What is needed >>
Go through the material below and copy all lines with "ARAÇ".

Records from a collection of figures >>

·····

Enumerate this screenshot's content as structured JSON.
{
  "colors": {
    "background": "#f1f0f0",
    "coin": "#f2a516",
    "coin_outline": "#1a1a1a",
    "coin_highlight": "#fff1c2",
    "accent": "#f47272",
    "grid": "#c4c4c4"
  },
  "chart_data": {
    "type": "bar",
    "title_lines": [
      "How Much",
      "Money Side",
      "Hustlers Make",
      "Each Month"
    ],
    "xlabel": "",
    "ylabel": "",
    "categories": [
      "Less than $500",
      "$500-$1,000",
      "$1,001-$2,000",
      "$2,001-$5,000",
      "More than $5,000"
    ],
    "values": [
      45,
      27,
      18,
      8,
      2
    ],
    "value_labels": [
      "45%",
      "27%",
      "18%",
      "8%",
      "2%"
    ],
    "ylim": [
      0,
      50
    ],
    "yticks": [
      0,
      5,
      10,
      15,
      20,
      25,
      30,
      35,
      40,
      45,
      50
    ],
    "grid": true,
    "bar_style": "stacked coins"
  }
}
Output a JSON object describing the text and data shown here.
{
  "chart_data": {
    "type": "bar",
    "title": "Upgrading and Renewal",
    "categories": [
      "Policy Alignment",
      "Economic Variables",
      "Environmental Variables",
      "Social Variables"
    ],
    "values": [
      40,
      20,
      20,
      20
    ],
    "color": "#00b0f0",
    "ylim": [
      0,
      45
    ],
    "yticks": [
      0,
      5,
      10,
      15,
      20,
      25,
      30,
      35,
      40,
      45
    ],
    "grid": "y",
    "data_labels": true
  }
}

·····

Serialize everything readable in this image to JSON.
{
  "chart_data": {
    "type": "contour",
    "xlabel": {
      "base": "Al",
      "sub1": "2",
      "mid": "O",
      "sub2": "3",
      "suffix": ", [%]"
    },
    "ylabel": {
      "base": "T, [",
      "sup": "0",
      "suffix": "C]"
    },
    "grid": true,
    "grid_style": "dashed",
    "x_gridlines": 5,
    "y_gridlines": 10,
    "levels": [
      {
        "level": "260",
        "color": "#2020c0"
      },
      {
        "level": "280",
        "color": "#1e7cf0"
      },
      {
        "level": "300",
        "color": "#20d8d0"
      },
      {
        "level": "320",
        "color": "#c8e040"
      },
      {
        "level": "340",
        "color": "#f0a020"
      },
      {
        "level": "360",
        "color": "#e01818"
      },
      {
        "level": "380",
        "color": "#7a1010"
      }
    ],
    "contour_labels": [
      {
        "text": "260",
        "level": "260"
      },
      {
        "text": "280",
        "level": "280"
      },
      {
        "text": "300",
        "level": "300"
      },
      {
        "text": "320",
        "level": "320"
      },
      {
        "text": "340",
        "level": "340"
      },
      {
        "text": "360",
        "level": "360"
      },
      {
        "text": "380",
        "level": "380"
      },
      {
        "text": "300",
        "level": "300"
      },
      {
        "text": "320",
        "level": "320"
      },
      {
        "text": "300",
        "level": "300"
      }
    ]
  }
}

·····

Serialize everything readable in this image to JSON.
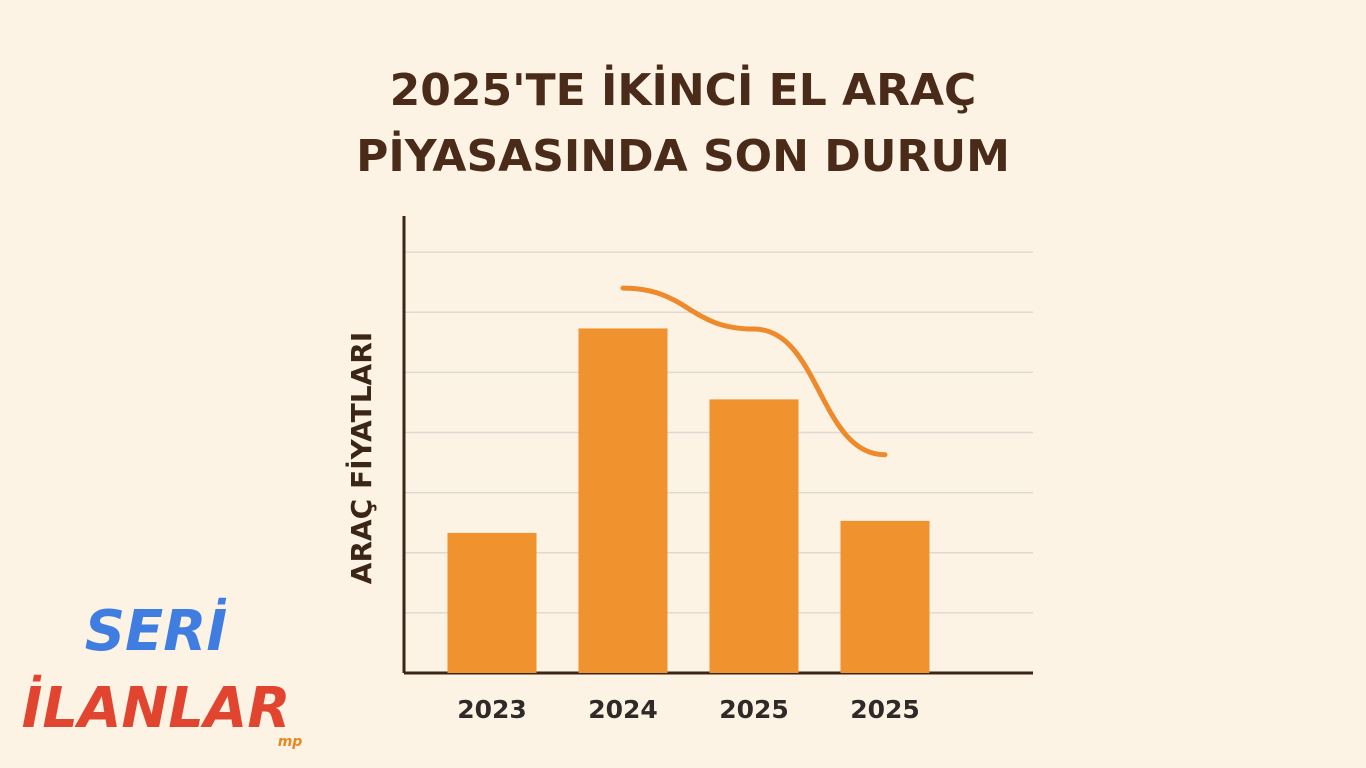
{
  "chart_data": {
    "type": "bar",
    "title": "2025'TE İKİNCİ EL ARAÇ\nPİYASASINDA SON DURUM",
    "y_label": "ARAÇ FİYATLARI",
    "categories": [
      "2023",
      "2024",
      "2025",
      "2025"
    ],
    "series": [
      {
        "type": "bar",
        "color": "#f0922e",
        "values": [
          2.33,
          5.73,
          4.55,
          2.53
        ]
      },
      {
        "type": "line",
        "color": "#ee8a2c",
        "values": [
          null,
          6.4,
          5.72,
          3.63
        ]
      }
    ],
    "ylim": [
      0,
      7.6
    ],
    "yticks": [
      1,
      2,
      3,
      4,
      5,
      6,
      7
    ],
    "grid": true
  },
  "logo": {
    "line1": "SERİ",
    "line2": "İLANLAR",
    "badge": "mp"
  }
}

·····

Completed task >>
    "title": "2025'TE İKİNCİ EL ARAÇ\nPİYASASINDA SON DURUM",
    "y_label": "ARAÇ FİYATLARI",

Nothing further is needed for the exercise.